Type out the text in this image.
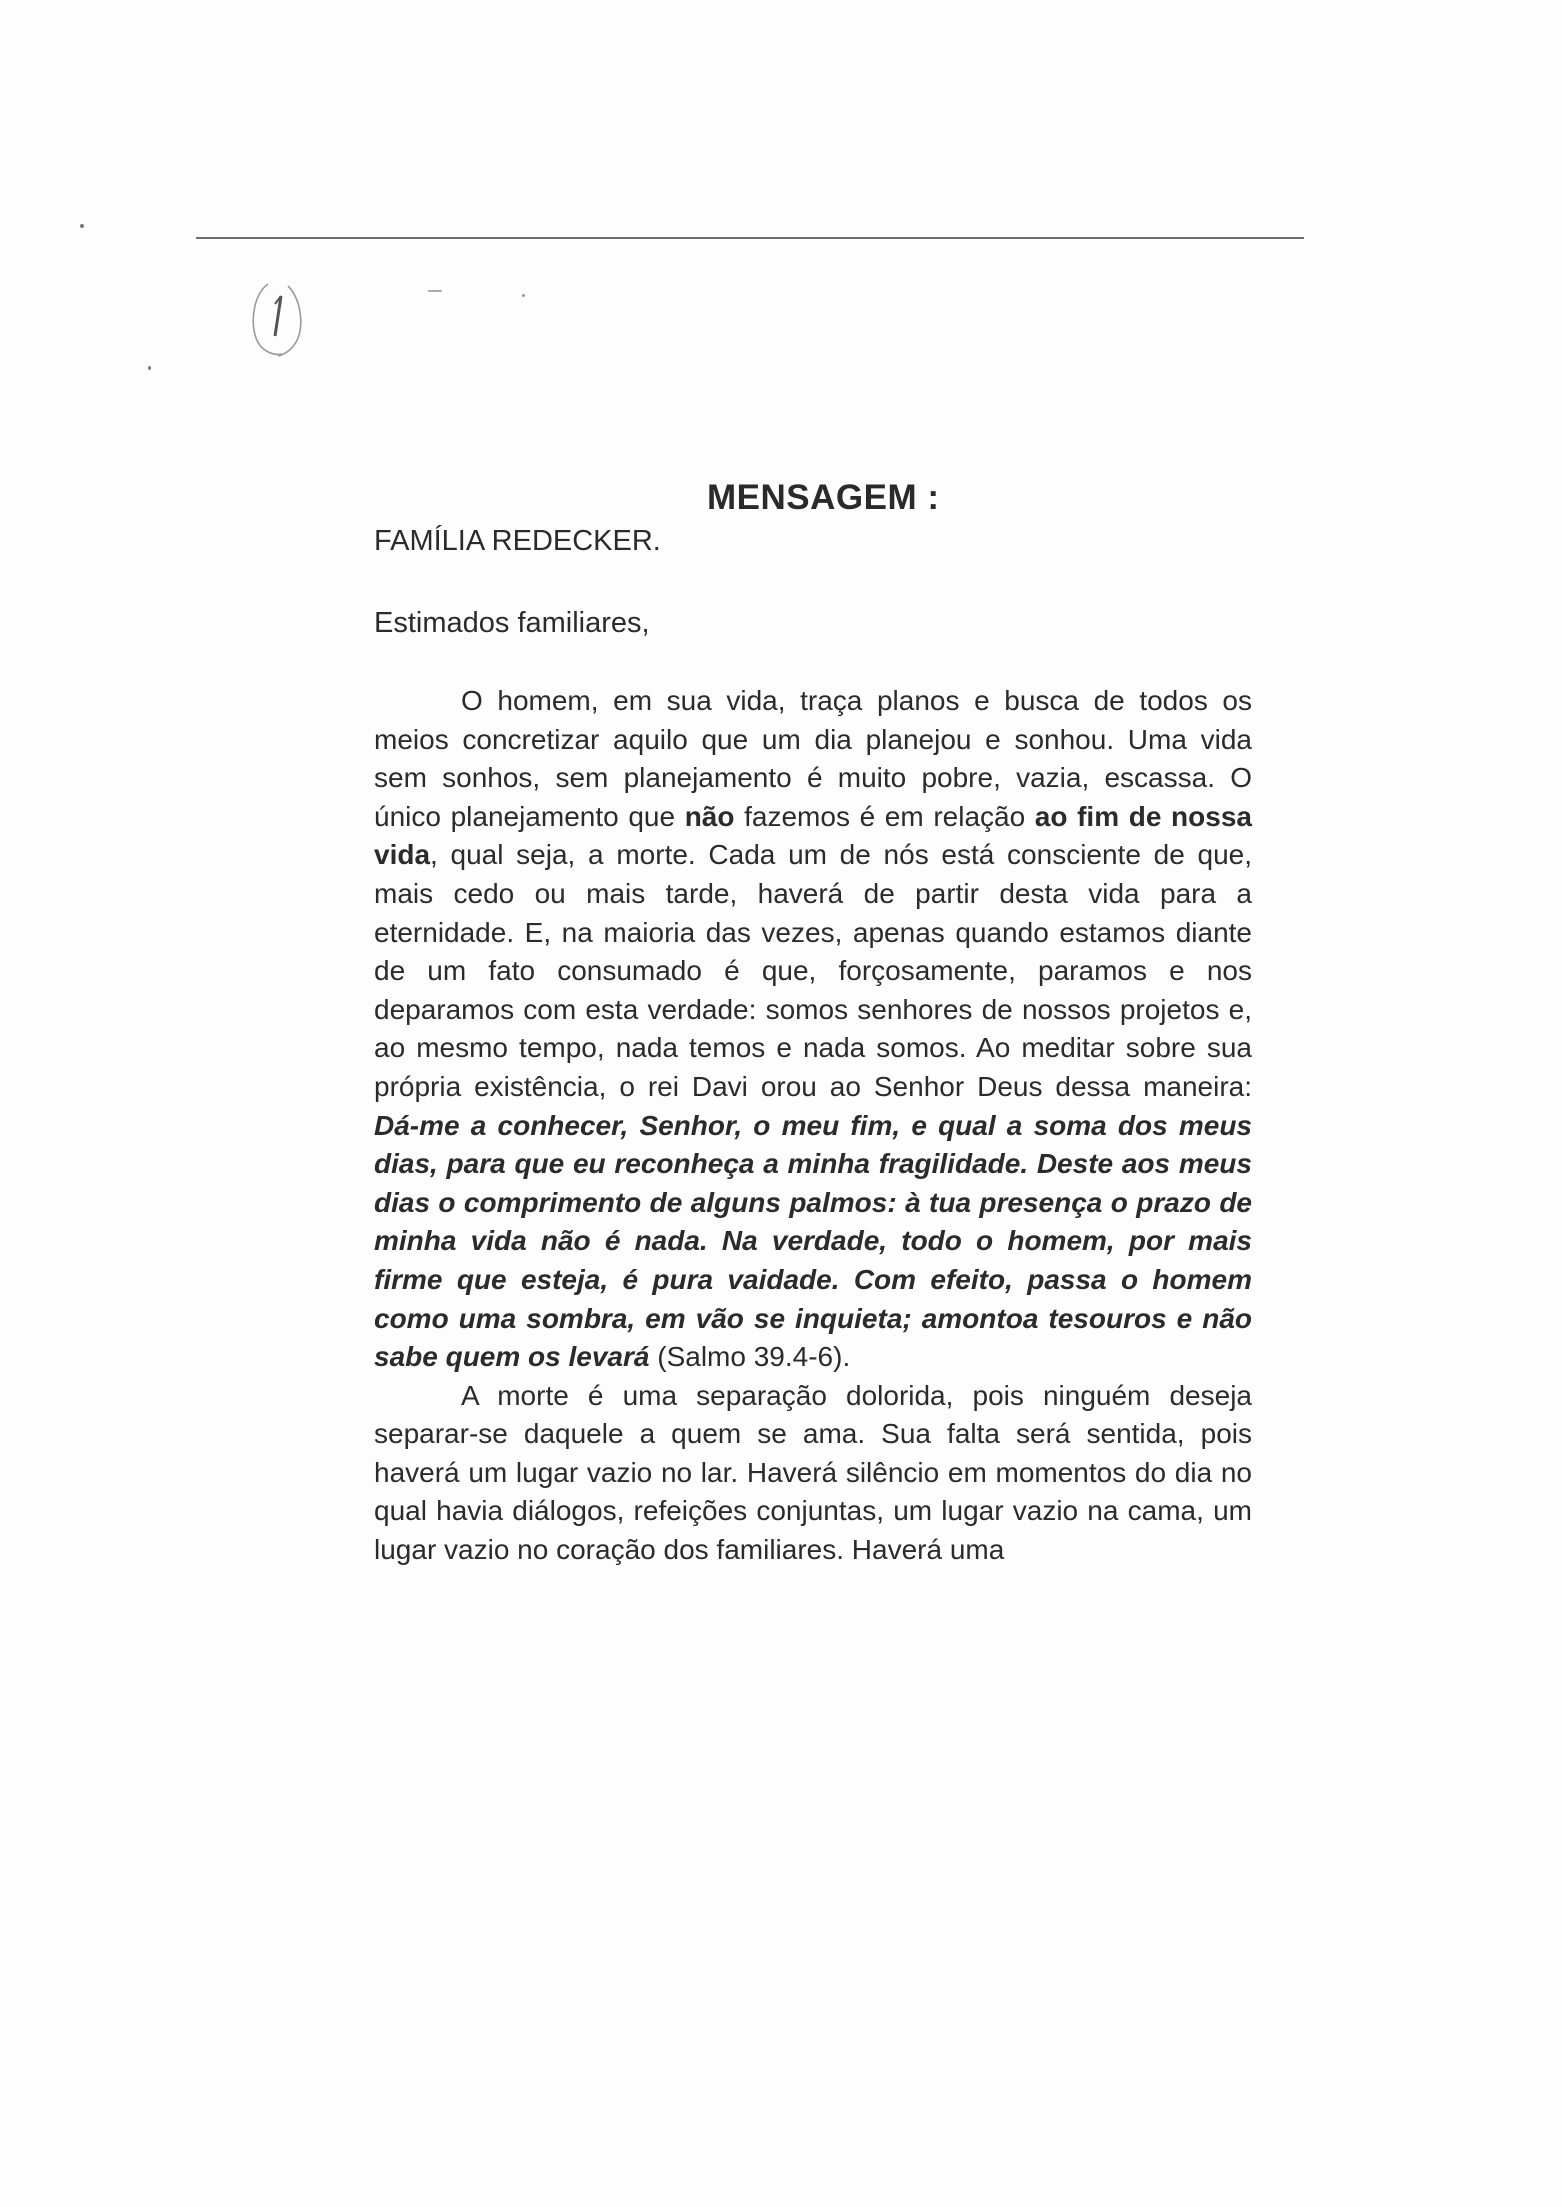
MENSAGEM :

FAMÍLIA REDECKER.

Estimados familiares,

O homem, em sua vida, traça planos e busca de todos os meios concretizar aquilo que um dia planejou e sonhou. Uma vida sem sonhos, sem planejamento é muito pobre, vazia, escassa. O único planejamento que não fazemos é em relação ao fim de nossa vida, qual seja, a morte. Cada um de nós está consciente de que, mais cedo ou mais tarde, haverá de partir desta vida para a eternidade. E, na maioria das vezes, apenas quando estamos diante de um fato consumado é que, forçosamente, paramos e nos deparamos com esta verdade: somos senhores de nossos projetos e, ao mesmo tempo, nada temos e nada somos. Ao meditar sobre sua própria existência, o rei Davi orou ao Senhor Deus dessa maneira: Dá-me a conhecer, Senhor, o meu fim, e qual a soma dos meus dias, para que eu reconheça a minha fragilidade. Deste aos meus dias o comprimento de alguns palmos: à tua presença o prazo de minha vida não é nada. Na verdade, todo o homem, por mais firme que esteja, é pura vaidade. Com efeito, passa o homem como uma sombra, em vão se inquieta; amontoa tesouros e não sabe quem os levará (Salmo 39.4-6).

A morte é uma separação dolorida, pois ninguém deseja separar-se daquele a quem se ama. Sua falta será sentida, pois haverá um lugar vazio no lar. Haverá silêncio em momentos do dia no qual havia diálogos, refeições conjuntas, um lugar vazio na cama, um lugar vazio no coração dos familiares. Haverá uma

● ● ● ● ●

**Directions for this task**
Quote the records in full and exactly; skip any image.

**Solution**
Type out the text in this image.
MENSAGEM :

FAMÍLIA REDECKER.

Estimados familiares,

O homem, em sua vida, traça planos e busca de todos os meios concretizar aquilo que um dia planejou e sonhou. Uma vida sem sonhos, sem planejamento é muito pobre, vazia, escassa. O único planejamento que não fazemos é em relação ao fim de nossa vida, qual seja, a morte. Cada um de nós está consciente de que, mais cedo ou mais tarde, haverá de partir desta vida para a eternidade. E, na maioria das vezes, apenas quando estamos diante de um fato consumado é que, forçosamente, paramos e nos deparamos com esta verdade: somos senhores de nossos projetos e, ao mesmo tempo, nada temos e nada somos. Ao meditar sobre sua própria existência, o rei Davi orou ao Senhor Deus dessa maneira: Dá-me a conhecer, Senhor, o meu fim, e qual a soma dos meus dias, para que eu reconheça a minha fragilidade. Deste aos meus dias o comprimento de alguns palmos: à tua presença o prazo de minha vida não é nada. Na verdade, todo o homem, por mais firme que esteja, é pura vaidade. Com efeito, passa o homem como uma sombra, em vão se inquieta; amontoa tesouros e não sabe quem os levará (Salmo 39.4-6).

A morte é uma separação dolorida, pois ninguém deseja separar-se daquele a quem se ama. Sua falta será sentida, pois haverá um lugar vazio no lar. Haverá silêncio em momentos do dia no qual havia diálogos, refeições conjuntas, um lugar vazio na cama, um lugar vazio no coração dos familiares. Haverá uma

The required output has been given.